**DATA FOR PROCESSING:**
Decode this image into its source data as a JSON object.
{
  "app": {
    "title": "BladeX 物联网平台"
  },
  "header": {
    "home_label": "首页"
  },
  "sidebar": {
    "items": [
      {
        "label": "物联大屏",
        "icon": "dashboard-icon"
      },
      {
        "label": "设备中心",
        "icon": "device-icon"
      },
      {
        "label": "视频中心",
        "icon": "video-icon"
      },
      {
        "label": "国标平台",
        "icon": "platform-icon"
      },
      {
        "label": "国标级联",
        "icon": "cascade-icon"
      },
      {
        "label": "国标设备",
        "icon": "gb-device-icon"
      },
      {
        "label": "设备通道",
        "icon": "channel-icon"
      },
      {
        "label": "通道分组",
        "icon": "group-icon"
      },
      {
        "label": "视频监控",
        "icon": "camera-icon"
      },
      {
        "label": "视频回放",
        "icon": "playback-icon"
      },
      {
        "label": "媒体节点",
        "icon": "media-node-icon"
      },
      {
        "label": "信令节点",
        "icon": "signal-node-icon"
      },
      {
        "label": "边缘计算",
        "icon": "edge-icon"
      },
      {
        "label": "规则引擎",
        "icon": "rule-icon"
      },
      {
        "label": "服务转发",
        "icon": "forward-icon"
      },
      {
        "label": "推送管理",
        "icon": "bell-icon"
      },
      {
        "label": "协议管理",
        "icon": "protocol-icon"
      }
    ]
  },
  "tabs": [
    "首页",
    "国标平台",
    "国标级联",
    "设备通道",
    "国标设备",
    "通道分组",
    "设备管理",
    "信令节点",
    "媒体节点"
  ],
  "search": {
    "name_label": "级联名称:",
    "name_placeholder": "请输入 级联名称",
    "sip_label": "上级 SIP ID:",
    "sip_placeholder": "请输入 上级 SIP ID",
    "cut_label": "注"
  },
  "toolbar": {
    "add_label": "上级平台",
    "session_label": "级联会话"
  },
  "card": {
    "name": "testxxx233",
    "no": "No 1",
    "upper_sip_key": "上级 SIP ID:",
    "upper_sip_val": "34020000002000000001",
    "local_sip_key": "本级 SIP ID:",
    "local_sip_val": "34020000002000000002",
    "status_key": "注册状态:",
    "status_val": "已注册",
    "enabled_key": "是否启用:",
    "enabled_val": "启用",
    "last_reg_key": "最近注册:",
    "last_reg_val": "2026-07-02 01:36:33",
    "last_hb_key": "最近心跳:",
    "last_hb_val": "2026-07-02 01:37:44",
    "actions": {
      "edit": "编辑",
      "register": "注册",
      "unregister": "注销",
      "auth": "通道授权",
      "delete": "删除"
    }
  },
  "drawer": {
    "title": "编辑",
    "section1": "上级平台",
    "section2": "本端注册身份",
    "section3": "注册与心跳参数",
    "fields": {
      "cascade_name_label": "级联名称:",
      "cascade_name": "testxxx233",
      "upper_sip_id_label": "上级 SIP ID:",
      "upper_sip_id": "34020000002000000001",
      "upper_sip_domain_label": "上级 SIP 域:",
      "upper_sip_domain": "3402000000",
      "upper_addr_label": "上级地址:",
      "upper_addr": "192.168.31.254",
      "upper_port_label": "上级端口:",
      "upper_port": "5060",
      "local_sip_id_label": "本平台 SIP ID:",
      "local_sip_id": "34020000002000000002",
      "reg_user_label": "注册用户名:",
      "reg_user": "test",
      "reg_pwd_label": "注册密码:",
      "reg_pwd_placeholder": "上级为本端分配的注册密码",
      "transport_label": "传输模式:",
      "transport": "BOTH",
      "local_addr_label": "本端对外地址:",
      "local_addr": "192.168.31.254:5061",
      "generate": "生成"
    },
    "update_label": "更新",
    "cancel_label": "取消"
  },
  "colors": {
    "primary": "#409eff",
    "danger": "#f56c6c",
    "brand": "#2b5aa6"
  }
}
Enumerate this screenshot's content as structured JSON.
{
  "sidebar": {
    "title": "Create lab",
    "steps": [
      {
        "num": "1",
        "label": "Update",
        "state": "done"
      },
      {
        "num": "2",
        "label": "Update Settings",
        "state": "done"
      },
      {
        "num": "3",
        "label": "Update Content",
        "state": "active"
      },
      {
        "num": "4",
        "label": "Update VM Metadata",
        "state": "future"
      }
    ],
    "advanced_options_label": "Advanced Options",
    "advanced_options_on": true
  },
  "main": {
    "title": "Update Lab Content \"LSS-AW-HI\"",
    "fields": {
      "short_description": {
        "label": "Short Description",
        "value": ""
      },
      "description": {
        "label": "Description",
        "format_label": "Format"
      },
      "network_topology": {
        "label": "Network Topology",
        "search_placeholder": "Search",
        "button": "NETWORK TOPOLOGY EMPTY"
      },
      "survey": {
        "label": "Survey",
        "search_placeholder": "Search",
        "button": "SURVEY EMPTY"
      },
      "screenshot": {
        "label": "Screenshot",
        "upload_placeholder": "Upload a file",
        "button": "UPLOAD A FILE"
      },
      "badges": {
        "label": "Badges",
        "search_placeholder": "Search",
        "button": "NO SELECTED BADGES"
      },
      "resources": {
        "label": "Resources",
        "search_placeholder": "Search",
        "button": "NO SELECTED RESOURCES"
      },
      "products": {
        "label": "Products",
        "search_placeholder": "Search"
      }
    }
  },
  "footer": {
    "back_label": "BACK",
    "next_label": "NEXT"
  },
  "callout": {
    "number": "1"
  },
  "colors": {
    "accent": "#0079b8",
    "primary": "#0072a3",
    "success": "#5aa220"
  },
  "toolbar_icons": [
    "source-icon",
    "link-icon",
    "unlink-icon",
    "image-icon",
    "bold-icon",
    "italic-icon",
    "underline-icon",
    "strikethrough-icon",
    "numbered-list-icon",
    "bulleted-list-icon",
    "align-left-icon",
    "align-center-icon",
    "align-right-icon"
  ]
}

**GOAL:** Set out the complete listing exactly as shown.

**FINISHED ANSWER:**
Decode this image into its source data as a JSON object.
{
  "app": {
    "title": "BladeX 物联网平台"
  },
  "header": {
    "home_label": "首页"
  },
  "sidebar": {
    "items": [
      {
        "label": "物联大屏",
        "icon": "dashboard-icon"
      },
      {
        "label": "设备中心",
        "icon": "device-icon"
      },
      {
        "label": "视频中心",
        "icon": "video-icon"
      },
      {
        "label": "国标平台",
        "icon": "platform-icon"
      },
      {
        "label": "国标级联",
        "icon": "cascade-icon"
      },
      {
        "label": "国标设备",
        "icon": "gb-device-icon"
      },
      {
        "label": "设备通道",
        "icon": "channel-icon"
      },
      {
        "label": "通道分组",
        "icon": "group-icon"
      },
      {
        "label": "视频监控",
        "icon": "camera-icon"
      },
      {
        "label": "视频回放",
        "icon": "playback-icon"
      },
      {
        "label": "媒体节点",
        "icon": "media-node-icon"
      },
      {
        "label": "信令节点",
        "icon": "signal-node-icon"
      },
      {
        "label": "边缘计算",
        "icon": "edge-icon"
      },
      {
        "label": "规则引擎",
        "icon": "rule-icon"
      },
      {
        "label": "服务转发",
        "icon": "forward-icon"
      },
      {
        "label": "推送管理",
        "icon": "bell-icon"
      },
      {
        "label": "协议管理",
        "icon": "protocol-icon"
      }
    ]
  },
  "tabs": [
    "首页",
    "国标平台",
    "国标级联",
    "设备通道",
    "国标设备",
    "通道分组",
    "设备管理",
    "信令节点",
    "媒体节点"
  ],
  "search": {
    "name_label": "级联名称:",
    "name_placeholder": "请输入 级联名称",
    "sip_label": "上级 SIP ID:",
    "sip_placeholder": "请输入 上级 SIP ID",
    "cut_label": "注"
  },
  "toolbar": {
    "add_label": "上级平台",
    "session_label": "级联会话"
  },
  "card": {
    "name": "testxxx233",
    "no": "No 1",
    "upper_sip_key": "上级 SIP ID:",
    "upper_sip_val": "34020000002000000001",
    "local_sip_key": "本级 SIP ID:",
    "local_sip_val": "34020000002000000002",
    "status_key": "注册状态:",
    "status_val": "已注册",
    "enabled_key": "是否启用:",
    "enabled_val": "启用",
    "last_reg_key": "最近注册:",
    "last_reg_val": "2026-07-02 01:36:33",
    "last_hb_key": "最近心跳:",
    "last_hb_val": "2026-07-02 01:37:44",
    "actions": {
      "edit": "编辑",
      "register": "注册",
      "unregister": "注销",
      "auth": "通道授权",
      "delete": "删除"
    }
  },
  "drawer": {
    "title": "编辑",
    "section1": "上级平台",
    "section2": "本端注册身份",
    "section3": "注册与心跳参数",
    "fields": {
      "cascade_name_label": "级联名称:",
      "cascade_name": "testxxx233",
      "upper_sip_id_label": "上级 SIP ID:",
      "upper_sip_id": "34020000002000000001",
      "upper_sip_domain_label": "上级 SIP 域:",
      "upper_sip_domain": "3402000000",
      "upper_addr_label": "上级地址:",
      "upper_addr": "192.168.31.254",
      "upper_port_label": "上级端口:",
      "upper_port": "5060",
      "local_sip_id_label": "本平台 SIP ID:",
      "local_sip_id": "34020000002000000002",
      "reg_user_label": "注册用户名:",
      "reg_user": "test",
      "reg_pwd_label": "注册密码:",
      "reg_pwd_placeholder": "上级为本端分配的注册密码",
      "transport_label": "传输模式:",
      "transport": "BOTH",
      "local_addr_label": "本端对外地址:",
      "local_addr": "192.168.31.254:5061",
      "generate": "生成"
    },
    "update_label": "更新",
    "cancel_label": "取消"
  },
  "colors": {
    "primary": "#409eff",
    "danger": "#f56c6c",
    "brand": "#2b5aa6"
  }
}
Enumerate this screenshot's content as structured JSON.
{
  "sidebar": {
    "title": "Create lab",
    "steps": [
      {
        "num": "1",
        "label": "Update",
        "state": "done"
      },
      {
        "num": "2",
        "label": "Update Settings",
        "state": "done"
      },
      {
        "num": "3",
        "label": "Update Content",
        "state": "active"
      },
      {
        "num": "4",
        "label": "Update VM Metadata",
        "state": "future"
      }
    ],
    "advanced_options_label": "Advanced Options",
    "advanced_options_on": true
  },
  "main": {
    "title": "Update Lab Content \"LSS-AW-HI\"",
    "fields": {
      "short_description": {
        "label": "Short Description",
        "value": ""
      },
      "description": {
        "label": "Description",
        "format_label": "Format"
      },
      "network_topology": {
        "label": "Network Topology",
        "search_placeholder": "Search",
        "button": "NETWORK TOPOLOGY EMPTY"
      },
      "survey": {
        "label": "Survey",
        "search_placeholder": "Search",
        "button": "SURVEY EMPTY"
      },
      "screenshot": {
        "label": "Screenshot",
        "upload_placeholder": "Upload a file",
        "button": "UPLOAD A FILE"
      },
      "badges": {
        "label": "Badges",
        "search_placeholder": "Search",
        "button": "NO SELECTED BADGES"
      },
      "resources": {
        "label": "Resources",
        "search_placeholder": "Search",
        "button": "NO SELECTED RESOURCES"
      },
      "products": {
        "label": "Products",
        "search_placeholder": "Search"
      }
    }
  },
  "footer": {
    "back_label": "BACK",
    "next_label": "NEXT"
  },
  "callout": {
    "number": "1"
  },
  "colors": {
    "accent": "#0079b8",
    "primary": "#0072a3",
    "success": "#5aa220"
  },
  "toolbar_icons": [
    "source-icon",
    "link-icon",
    "unlink-icon",
    "image-icon",
    "bold-icon",
    "italic-icon",
    "underline-icon",
    "strikethrough-icon",
    "numbered-list-icon",
    "bulleted-list-icon",
    "align-left-icon",
    "align-center-icon",
    "align-right-icon"
  ]
}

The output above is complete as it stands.